## What you should do
Repeat the material verbatim and drop the pictures.

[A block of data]
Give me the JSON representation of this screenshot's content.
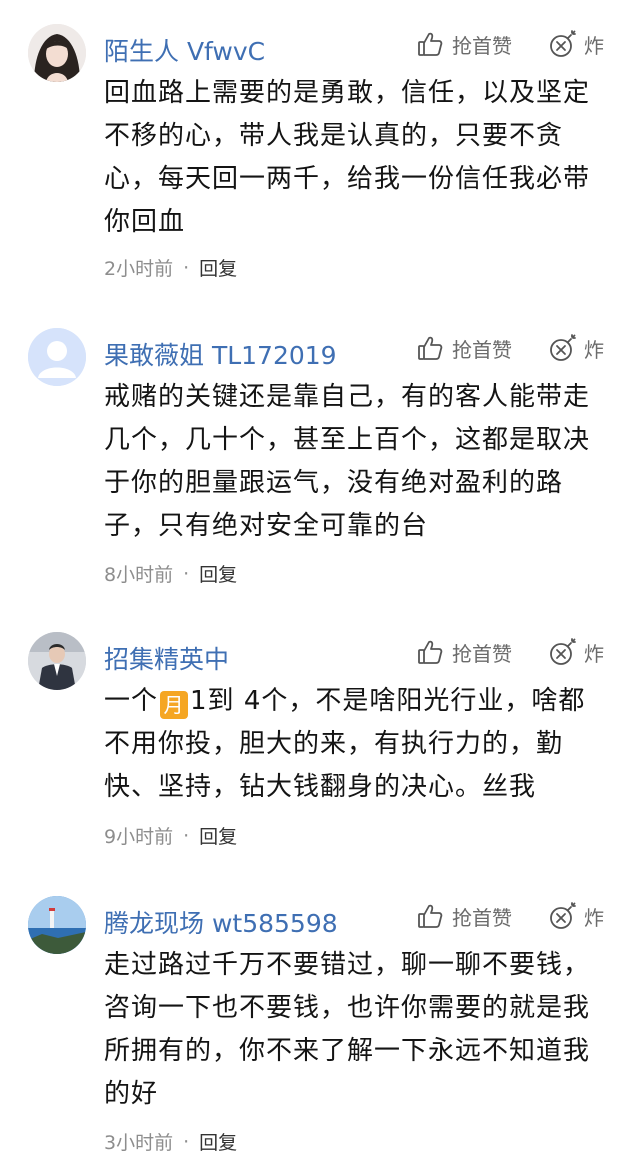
{
  "like_label": "抢首赞",
  "bomb_label": "炸",
  "reply_label": "回复",
  "separator": "·",
  "colors": {
    "username": "#3f6fb3",
    "meta": "#8d8d8d",
    "month_emoji": "#f5a623"
  },
  "comments": [
    {
      "username": "陌生人 VfwvC",
      "text": "回血路上需要的是勇敢，信任，以及坚定不移的心，带人我是认真的，只要不贪心，每天回一两千，给我一份信任我必带你回血",
      "time": "2小时前"
    },
    {
      "username": "果敢薇姐 TL172019",
      "text": "戒赌的关键还是靠自己，有的客人能带走几个，几十个，甚至上百个，这都是取决于你的胆量跟运气，没有绝对盈利的路子，只有绝对安全可靠的台",
      "time": "8小时前"
    },
    {
      "username": "招集精英中",
      "text_before": "一个",
      "emoji_label": "月",
      "text_after": "1到 4个，不是啥阳光行业，啥都不用你投，胆大的来，有执行力的，勤快、坚持，钻大钱翻身的决心。丝我",
      "time": "9小时前"
    },
    {
      "username": "腾龙现场 wt585598",
      "text": "走过路过千万不要错过，聊一聊不要钱，咨询一下也不要钱，也许你需要的就是我所拥有的，你不来了解一下永远不知道我的好",
      "time": "3小时前"
    }
  ]
}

## Solution
Give me the JSON representation of this screenshot's content.
{
  "like_label": "抢首赞",
  "bomb_label": "炸",
  "reply_label": "回复",
  "separator": "·",
  "colors": {
    "username": "#3f6fb3",
    "meta": "#8d8d8d",
    "month_emoji": "#f5a623"
  },
  "comments": [
    {
      "username": "陌生人 VfwvC",
      "text": "回血路上需要的是勇敢，信任，以及坚定不移的心，带人我是认真的，只要不贪心，每天回一两千，给我一份信任我必带你回血",
      "time": "2小时前"
    },
    {
      "username": "果敢薇姐 TL172019",
      "text": "戒赌的关键还是靠自己，有的客人能带走几个，几十个，甚至上百个，这都是取决于你的胆量跟运气，没有绝对盈利的路子，只有绝对安全可靠的台",
      "time": "8小时前"
    },
    {
      "username": "招集精英中",
      "text_before": "一个",
      "emoji_label": "月",
      "text_after": "1到 4个，不是啥阳光行业，啥都不用你投，胆大的来，有执行力的，勤快、坚持，钻大钱翻身的决心。丝我",
      "time": "9小时前"
    },
    {
      "username": "腾龙现场 wt585598",
      "text": "走过路过千万不要错过，聊一聊不要钱，咨询一下也不要钱，也许你需要的就是我所拥有的，你不来了解一下永远不知道我的好",
      "time": "3小时前"
    }
  ]
}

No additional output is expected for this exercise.